■ Stated task:
Filter the records below and copy every line containing the word "JSON".
** START Data listing **
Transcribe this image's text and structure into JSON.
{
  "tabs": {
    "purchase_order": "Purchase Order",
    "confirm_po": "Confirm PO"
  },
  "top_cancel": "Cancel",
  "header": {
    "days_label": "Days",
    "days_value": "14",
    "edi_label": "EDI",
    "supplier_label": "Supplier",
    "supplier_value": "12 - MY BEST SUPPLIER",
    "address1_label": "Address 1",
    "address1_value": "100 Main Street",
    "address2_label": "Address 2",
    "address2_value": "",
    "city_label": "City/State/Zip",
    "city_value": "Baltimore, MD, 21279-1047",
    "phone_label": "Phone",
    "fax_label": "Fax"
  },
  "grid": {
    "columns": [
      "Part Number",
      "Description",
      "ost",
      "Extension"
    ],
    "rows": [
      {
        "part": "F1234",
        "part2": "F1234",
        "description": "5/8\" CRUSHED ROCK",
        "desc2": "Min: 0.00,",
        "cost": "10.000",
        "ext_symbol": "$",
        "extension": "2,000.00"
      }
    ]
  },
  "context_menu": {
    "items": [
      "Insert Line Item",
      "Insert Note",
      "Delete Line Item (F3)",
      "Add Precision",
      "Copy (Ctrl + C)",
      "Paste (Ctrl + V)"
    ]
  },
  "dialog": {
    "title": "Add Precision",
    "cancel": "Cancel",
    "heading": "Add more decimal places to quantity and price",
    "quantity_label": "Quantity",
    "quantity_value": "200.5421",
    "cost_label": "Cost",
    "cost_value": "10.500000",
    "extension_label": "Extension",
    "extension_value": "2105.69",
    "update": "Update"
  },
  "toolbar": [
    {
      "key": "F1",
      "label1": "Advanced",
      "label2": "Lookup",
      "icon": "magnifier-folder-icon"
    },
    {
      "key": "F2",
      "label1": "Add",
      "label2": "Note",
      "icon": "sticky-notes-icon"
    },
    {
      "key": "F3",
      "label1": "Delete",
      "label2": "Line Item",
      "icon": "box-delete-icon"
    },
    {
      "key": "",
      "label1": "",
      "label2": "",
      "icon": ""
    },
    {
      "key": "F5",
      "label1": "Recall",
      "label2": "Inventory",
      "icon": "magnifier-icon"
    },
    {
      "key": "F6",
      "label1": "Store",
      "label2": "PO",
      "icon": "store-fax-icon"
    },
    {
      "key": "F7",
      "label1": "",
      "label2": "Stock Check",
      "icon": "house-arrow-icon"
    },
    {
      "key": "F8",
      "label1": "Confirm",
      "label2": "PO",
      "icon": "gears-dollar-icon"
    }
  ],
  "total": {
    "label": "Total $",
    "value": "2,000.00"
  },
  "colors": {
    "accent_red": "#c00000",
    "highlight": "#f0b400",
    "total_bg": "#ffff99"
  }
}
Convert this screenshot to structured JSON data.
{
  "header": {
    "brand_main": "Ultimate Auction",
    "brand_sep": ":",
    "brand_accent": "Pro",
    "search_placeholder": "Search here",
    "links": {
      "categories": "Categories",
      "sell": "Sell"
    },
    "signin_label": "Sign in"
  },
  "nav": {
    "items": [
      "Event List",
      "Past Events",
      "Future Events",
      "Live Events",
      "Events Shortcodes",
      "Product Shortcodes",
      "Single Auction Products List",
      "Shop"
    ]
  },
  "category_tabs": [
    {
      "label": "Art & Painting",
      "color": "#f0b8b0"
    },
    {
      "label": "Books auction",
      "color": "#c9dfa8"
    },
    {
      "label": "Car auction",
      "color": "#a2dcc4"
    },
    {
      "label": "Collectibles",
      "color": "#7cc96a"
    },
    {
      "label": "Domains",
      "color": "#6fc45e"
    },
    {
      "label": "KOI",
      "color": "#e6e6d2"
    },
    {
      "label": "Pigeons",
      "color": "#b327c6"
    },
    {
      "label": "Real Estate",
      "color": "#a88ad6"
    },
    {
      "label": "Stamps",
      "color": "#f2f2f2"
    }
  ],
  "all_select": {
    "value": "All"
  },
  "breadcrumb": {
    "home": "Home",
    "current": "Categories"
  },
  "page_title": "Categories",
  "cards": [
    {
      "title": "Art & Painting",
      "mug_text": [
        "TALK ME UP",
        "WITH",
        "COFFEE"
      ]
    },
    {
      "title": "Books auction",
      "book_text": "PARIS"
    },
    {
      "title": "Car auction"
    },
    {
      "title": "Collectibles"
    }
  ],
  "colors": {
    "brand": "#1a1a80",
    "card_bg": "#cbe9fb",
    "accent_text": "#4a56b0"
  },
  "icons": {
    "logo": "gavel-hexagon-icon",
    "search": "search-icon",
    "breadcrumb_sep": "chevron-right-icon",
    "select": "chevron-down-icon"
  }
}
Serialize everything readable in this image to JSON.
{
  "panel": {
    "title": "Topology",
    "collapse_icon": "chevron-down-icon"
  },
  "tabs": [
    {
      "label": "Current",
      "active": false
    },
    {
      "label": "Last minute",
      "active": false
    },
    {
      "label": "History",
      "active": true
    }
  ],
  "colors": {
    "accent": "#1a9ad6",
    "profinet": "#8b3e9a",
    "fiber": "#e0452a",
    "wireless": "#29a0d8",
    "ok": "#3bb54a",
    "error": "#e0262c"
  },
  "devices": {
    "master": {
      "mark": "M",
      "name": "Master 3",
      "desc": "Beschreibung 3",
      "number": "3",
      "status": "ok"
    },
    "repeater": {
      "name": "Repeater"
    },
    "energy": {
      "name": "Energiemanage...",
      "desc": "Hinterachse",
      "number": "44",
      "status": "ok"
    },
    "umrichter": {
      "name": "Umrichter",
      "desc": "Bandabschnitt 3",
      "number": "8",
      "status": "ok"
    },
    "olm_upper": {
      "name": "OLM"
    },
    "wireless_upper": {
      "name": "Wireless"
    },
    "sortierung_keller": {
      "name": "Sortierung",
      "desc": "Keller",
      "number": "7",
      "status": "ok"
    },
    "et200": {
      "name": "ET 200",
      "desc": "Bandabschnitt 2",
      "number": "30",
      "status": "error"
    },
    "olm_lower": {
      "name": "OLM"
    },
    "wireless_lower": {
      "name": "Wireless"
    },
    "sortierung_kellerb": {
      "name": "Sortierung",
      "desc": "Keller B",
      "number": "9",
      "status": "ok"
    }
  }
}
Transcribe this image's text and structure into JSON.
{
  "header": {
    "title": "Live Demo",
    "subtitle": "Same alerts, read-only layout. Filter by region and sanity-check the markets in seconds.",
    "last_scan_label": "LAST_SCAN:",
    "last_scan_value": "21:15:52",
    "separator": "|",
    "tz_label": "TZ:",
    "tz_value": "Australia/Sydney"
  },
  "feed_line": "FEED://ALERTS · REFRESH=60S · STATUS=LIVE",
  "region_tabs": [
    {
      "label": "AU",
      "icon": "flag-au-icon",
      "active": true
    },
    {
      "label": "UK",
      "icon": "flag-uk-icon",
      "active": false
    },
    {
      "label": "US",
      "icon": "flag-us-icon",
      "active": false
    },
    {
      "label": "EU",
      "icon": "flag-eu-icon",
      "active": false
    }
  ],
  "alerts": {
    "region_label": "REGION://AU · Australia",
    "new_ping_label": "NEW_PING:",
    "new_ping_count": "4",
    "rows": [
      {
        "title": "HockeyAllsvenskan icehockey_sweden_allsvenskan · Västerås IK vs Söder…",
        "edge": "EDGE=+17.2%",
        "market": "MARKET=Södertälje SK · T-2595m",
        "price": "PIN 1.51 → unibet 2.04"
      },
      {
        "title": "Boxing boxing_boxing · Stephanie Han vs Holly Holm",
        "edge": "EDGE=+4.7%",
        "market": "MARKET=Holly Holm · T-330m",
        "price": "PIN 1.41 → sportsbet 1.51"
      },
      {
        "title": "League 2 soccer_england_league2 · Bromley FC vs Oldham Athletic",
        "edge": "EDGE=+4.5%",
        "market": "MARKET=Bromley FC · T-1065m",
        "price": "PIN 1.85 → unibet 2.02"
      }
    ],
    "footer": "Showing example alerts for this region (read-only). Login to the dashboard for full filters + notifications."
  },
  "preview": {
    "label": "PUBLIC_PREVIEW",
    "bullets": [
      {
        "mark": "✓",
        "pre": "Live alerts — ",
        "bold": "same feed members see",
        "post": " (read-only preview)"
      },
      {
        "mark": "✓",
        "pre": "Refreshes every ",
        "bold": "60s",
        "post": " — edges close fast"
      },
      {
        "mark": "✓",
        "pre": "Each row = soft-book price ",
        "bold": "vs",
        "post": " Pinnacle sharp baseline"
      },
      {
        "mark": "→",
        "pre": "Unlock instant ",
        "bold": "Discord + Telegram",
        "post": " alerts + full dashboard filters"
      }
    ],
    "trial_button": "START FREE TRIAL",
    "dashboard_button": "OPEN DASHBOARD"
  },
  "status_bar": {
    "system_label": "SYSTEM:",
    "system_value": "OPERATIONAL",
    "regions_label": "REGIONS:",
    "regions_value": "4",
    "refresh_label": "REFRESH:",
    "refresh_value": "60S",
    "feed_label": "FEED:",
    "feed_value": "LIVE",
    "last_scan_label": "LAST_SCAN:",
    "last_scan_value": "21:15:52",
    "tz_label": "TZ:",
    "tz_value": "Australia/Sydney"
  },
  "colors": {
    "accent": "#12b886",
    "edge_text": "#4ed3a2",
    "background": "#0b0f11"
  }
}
** END Data listing **
■ Response for this exercise:
Transcribe this image's text and structure into JSON.
Convert this screenshot to structured JSON data.
Serialize everything readable in this image to JSON.
Transcribe this image's text and structure into JSON.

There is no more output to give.